■ Record list
◇ ◇ ◇
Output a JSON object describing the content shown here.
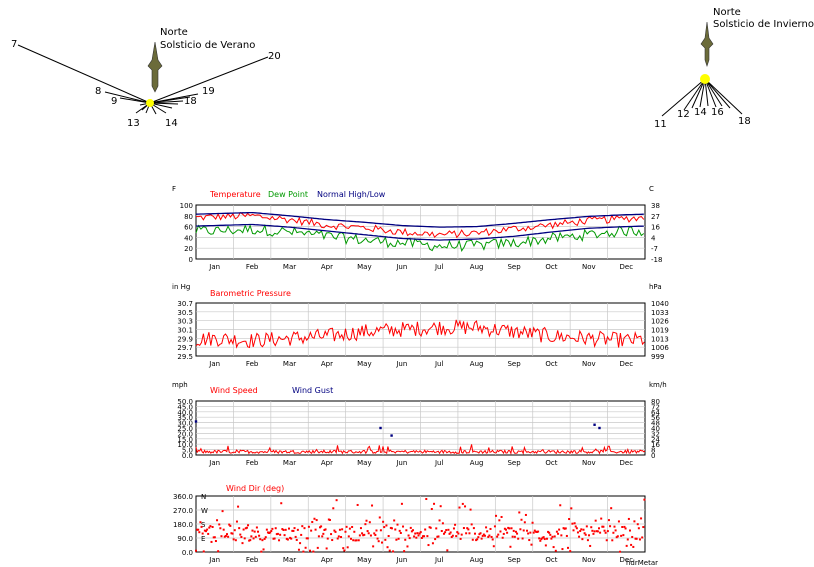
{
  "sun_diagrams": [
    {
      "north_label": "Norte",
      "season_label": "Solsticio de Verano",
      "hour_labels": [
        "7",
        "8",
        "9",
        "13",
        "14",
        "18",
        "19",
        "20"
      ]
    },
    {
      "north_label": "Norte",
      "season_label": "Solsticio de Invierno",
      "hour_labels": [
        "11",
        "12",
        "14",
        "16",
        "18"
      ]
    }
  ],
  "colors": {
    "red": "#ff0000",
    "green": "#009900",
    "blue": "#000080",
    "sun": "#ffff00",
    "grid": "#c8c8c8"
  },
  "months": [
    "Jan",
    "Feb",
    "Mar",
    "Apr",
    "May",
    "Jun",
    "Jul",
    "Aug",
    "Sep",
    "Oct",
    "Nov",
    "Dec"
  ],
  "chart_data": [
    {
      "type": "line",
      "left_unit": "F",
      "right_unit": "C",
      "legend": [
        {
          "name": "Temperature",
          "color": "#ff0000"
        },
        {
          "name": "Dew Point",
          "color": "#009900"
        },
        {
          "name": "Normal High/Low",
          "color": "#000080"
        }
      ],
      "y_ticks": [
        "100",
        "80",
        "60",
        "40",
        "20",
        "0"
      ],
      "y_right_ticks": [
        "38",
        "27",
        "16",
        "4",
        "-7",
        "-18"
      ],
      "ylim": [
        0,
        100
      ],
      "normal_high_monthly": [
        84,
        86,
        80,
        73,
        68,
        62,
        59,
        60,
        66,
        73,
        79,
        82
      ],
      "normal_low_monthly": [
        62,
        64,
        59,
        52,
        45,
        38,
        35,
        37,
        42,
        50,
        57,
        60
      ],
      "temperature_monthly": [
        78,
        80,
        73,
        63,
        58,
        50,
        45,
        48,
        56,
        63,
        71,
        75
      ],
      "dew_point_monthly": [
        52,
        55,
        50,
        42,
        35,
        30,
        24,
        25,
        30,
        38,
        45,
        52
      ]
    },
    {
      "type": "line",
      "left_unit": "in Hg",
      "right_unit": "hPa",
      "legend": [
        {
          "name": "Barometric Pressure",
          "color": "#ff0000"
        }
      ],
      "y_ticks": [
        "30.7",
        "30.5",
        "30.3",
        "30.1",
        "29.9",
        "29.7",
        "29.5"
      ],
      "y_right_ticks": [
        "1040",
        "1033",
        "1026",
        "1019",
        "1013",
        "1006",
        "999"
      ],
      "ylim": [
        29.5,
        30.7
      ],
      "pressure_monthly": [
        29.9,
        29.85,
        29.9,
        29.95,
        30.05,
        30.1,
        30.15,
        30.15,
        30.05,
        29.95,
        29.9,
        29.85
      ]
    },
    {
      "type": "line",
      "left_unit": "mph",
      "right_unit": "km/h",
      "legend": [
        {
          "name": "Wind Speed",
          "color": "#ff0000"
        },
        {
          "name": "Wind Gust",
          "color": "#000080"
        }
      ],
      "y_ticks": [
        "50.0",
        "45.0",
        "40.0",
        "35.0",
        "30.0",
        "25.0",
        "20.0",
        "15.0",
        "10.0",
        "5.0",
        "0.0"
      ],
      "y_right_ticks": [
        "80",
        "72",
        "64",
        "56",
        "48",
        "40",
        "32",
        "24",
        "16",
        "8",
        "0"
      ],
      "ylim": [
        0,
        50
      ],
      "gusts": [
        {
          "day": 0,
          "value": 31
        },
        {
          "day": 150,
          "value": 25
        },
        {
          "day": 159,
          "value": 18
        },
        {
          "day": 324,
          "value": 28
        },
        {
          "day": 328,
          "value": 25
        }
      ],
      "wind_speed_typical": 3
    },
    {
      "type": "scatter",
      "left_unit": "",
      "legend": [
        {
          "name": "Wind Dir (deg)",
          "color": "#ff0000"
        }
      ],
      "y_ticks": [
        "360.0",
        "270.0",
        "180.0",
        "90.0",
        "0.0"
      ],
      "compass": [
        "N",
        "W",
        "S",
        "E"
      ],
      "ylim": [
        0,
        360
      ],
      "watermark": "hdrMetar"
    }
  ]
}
◇ ◇ ◇
■ Task goal
The listing above needs to be output again exactly. Don't include the pictures.

■ Finished exercise
Output a JSON object describing the content shown here.
{
  "sun_diagrams": [
    {
      "north_label": "Norte",
      "season_label": "Solsticio de Verano",
      "hour_labels": [
        "7",
        "8",
        "9",
        "13",
        "14",
        "18",
        "19",
        "20"
      ]
    },
    {
      "north_label": "Norte",
      "season_label": "Solsticio de Invierno",
      "hour_labels": [
        "11",
        "12",
        "14",
        "16",
        "18"
      ]
    }
  ],
  "colors": {
    "red": "#ff0000",
    "green": "#009900",
    "blue": "#000080",
    "sun": "#ffff00",
    "grid": "#c8c8c8"
  },
  "months": [
    "Jan",
    "Feb",
    "Mar",
    "Apr",
    "May",
    "Jun",
    "Jul",
    "Aug",
    "Sep",
    "Oct",
    "Nov",
    "Dec"
  ],
  "chart_data": [
    {
      "type": "line",
      "left_unit": "F",
      "right_unit": "C",
      "legend": [
        {
          "name": "Temperature",
          "color": "#ff0000"
        },
        {
          "name": "Dew Point",
          "color": "#009900"
        },
        {
          "name": "Normal High/Low",
          "color": "#000080"
        }
      ],
      "y_ticks": [
        "100",
        "80",
        "60",
        "40",
        "20",
        "0"
      ],
      "y_right_ticks": [
        "38",
        "27",
        "16",
        "4",
        "-7",
        "-18"
      ],
      "ylim": [
        0,
        100
      ],
      "normal_high_monthly": [
        84,
        86,
        80,
        73,
        68,
        62,
        59,
        60,
        66,
        73,
        79,
        82
      ],
      "normal_low_monthly": [
        62,
        64,
        59,
        52,
        45,
        38,
        35,
        37,
        42,
        50,
        57,
        60
      ],
      "temperature_monthly": [
        78,
        80,
        73,
        63,
        58,
        50,
        45,
        48,
        56,
        63,
        71,
        75
      ],
      "dew_point_monthly": [
        52,
        55,
        50,
        42,
        35,
        30,
        24,
        25,
        30,
        38,
        45,
        52
      ]
    },
    {
      "type": "line",
      "left_unit": "in Hg",
      "right_unit": "hPa",
      "legend": [
        {
          "name": "Barometric Pressure",
          "color": "#ff0000"
        }
      ],
      "y_ticks": [
        "30.7",
        "30.5",
        "30.3",
        "30.1",
        "29.9",
        "29.7",
        "29.5"
      ],
      "y_right_ticks": [
        "1040",
        "1033",
        "1026",
        "1019",
        "1013",
        "1006",
        "999"
      ],
      "ylim": [
        29.5,
        30.7
      ],
      "pressure_monthly": [
        29.9,
        29.85,
        29.9,
        29.95,
        30.05,
        30.1,
        30.15,
        30.15,
        30.05,
        29.95,
        29.9,
        29.85
      ]
    },
    {
      "type": "line",
      "left_unit": "mph",
      "right_unit": "km/h",
      "legend": [
        {
          "name": "Wind Speed",
          "color": "#ff0000"
        },
        {
          "name": "Wind Gust",
          "color": "#000080"
        }
      ],
      "y_ticks": [
        "50.0",
        "45.0",
        "40.0",
        "35.0",
        "30.0",
        "25.0",
        "20.0",
        "15.0",
        "10.0",
        "5.0",
        "0.0"
      ],
      "y_right_ticks": [
        "80",
        "72",
        "64",
        "56",
        "48",
        "40",
        "32",
        "24",
        "16",
        "8",
        "0"
      ],
      "ylim": [
        0,
        50
      ],
      "gusts": [
        {
          "day": 0,
          "value": 31
        },
        {
          "day": 150,
          "value": 25
        },
        {
          "day": 159,
          "value": 18
        },
        {
          "day": 324,
          "value": 28
        },
        {
          "day": 328,
          "value": 25
        }
      ],
      "wind_speed_typical": 3
    },
    {
      "type": "scatter",
      "left_unit": "",
      "legend": [
        {
          "name": "Wind Dir (deg)",
          "color": "#ff0000"
        }
      ],
      "y_ticks": [
        "360.0",
        "270.0",
        "180.0",
        "90.0",
        "0.0"
      ],
      "compass": [
        "N",
        "W",
        "S",
        "E"
      ],
      "ylim": [
        0,
        360
      ],
      "watermark": "hdrMetar"
    }
  ]
}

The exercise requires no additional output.